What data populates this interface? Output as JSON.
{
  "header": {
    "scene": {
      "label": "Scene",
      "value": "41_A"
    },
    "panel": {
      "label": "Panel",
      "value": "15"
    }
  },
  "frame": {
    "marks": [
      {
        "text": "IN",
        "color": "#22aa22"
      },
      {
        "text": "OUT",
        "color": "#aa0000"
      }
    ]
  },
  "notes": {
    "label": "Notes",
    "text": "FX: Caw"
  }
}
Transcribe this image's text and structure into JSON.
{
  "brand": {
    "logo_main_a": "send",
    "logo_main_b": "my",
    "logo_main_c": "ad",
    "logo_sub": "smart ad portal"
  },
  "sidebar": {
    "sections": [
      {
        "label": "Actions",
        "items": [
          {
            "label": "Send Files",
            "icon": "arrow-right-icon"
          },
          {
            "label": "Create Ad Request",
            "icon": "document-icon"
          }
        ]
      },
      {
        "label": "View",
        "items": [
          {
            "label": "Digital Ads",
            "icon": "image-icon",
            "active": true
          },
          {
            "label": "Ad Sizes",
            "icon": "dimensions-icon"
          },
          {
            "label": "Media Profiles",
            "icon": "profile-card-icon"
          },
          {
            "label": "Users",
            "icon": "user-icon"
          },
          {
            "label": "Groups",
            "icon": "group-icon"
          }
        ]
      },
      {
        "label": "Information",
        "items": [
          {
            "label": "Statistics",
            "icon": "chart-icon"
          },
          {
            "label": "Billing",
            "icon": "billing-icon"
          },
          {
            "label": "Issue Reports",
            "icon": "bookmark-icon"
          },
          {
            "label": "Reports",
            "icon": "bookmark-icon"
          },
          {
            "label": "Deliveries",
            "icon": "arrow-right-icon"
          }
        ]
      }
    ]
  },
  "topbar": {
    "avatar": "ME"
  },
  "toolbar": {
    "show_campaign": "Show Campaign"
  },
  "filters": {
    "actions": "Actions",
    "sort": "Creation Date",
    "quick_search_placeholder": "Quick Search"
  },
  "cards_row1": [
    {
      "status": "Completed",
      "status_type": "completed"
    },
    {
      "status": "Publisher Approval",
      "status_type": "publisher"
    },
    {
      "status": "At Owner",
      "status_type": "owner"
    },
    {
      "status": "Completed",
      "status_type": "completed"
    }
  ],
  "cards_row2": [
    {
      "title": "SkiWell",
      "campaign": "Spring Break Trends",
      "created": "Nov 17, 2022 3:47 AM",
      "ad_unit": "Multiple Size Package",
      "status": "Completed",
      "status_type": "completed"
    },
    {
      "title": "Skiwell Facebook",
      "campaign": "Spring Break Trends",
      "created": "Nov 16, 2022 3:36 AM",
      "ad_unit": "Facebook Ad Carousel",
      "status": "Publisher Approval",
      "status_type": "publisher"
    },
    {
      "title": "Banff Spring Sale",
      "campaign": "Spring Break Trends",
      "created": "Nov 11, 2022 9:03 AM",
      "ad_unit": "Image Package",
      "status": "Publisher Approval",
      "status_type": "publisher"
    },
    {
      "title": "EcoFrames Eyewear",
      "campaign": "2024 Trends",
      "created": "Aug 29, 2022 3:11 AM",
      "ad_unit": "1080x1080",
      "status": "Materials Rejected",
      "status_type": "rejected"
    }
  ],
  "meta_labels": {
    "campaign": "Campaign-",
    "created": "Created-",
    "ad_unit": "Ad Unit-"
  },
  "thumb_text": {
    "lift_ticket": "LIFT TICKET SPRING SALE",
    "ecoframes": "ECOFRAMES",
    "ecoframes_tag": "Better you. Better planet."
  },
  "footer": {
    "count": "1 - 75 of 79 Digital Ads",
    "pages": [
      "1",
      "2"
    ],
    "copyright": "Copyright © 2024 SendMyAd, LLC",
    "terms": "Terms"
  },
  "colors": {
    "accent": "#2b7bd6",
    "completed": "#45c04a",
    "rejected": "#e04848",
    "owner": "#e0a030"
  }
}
================================
> **Requirement**:
Please output the entire listing exactly as it stands.

> **Solution**:
What data populates this interface? Output as JSON.
{
  "header": {
    "scene": {
      "label": "Scene",
      "value": "41_A"
    },
    "panel": {
      "label": "Panel",
      "value": "15"
    }
  },
  "frame": {
    "marks": [
      {
        "text": "IN",
        "color": "#22aa22"
      },
      {
        "text": "OUT",
        "color": "#aa0000"
      }
    ]
  },
  "notes": {
    "label": "Notes",
    "text": "FX: Caw"
  }
}
Transcribe this image's text and structure into JSON.
{
  "brand": {
    "logo_main_a": "send",
    "logo_main_b": "my",
    "logo_main_c": "ad",
    "logo_sub": "smart ad portal"
  },
  "sidebar": {
    "sections": [
      {
        "label": "Actions",
        "items": [
          {
            "label": "Send Files",
            "icon": "arrow-right-icon"
          },
          {
            "label": "Create Ad Request",
            "icon": "document-icon"
          }
        ]
      },
      {
        "label": "View",
        "items": [
          {
            "label": "Digital Ads",
            "icon": "image-icon",
            "active": true
          },
          {
            "label": "Ad Sizes",
            "icon": "dimensions-icon"
          },
          {
            "label": "Media Profiles",
            "icon": "profile-card-icon"
          },
          {
            "label": "Users",
            "icon": "user-icon"
          },
          {
            "label": "Groups",
            "icon": "group-icon"
          }
        ]
      },
      {
        "label": "Information",
        "items": [
          {
            "label": "Statistics",
            "icon": "chart-icon"
          },
          {
            "label": "Billing",
            "icon": "billing-icon"
          },
          {
            "label": "Issue Reports",
            "icon": "bookmark-icon"
          },
          {
            "label": "Reports",
            "icon": "bookmark-icon"
          },
          {
            "label": "Deliveries",
            "icon": "arrow-right-icon"
          }
        ]
      }
    ]
  },
  "topbar": {
    "avatar": "ME"
  },
  "toolbar": {
    "show_campaign": "Show Campaign"
  },
  "filters": {
    "actions": "Actions",
    "sort": "Creation Date",
    "quick_search_placeholder": "Quick Search"
  },
  "cards_row1": [
    {
      "status": "Completed",
      "status_type": "completed"
    },
    {
      "status": "Publisher Approval",
      "status_type": "publisher"
    },
    {
      "status": "At Owner",
      "status_type": "owner"
    },
    {
      "status": "Completed",
      "status_type": "completed"
    }
  ],
  "cards_row2": [
    {
      "title": "SkiWell",
      "campaign": "Spring Break Trends",
      "created": "Nov 17, 2022 3:47 AM",
      "ad_unit": "Multiple Size Package",
      "status": "Completed",
      "status_type": "completed"
    },
    {
      "title": "Skiwell Facebook",
      "campaign": "Spring Break Trends",
      "created": "Nov 16, 2022 3:36 AM",
      "ad_unit": "Facebook Ad Carousel",
      "status": "Publisher Approval",
      "status_type": "publisher"
    },
    {
      "title": "Banff Spring Sale",
      "campaign": "Spring Break Trends",
      "created": "Nov 11, 2022 9:03 AM",
      "ad_unit": "Image Package",
      "status": "Publisher Approval",
      "status_type": "publisher"
    },
    {
      "title": "EcoFrames Eyewear",
      "campaign": "2024 Trends",
      "created": "Aug 29, 2022 3:11 AM",
      "ad_unit": "1080x1080",
      "status": "Materials Rejected",
      "status_type": "rejected"
    }
  ],
  "meta_labels": {
    "campaign": "Campaign-",
    "created": "Created-",
    "ad_unit": "Ad Unit-"
  },
  "thumb_text": {
    "lift_ticket": "LIFT TICKET SPRING SALE",
    "ecoframes": "ECOFRAMES",
    "ecoframes_tag": "Better you. Better planet."
  },
  "footer": {
    "count": "1 - 75 of 79 Digital Ads",
    "pages": [
      "1",
      "2"
    ],
    "copyright": "Copyright © 2024 SendMyAd, LLC",
    "terms": "Terms"
  },
  "colors": {
    "accent": "#2b7bd6",
    "completed": "#45c04a",
    "rejected": "#e04848",
    "owner": "#e0a030"
  }
}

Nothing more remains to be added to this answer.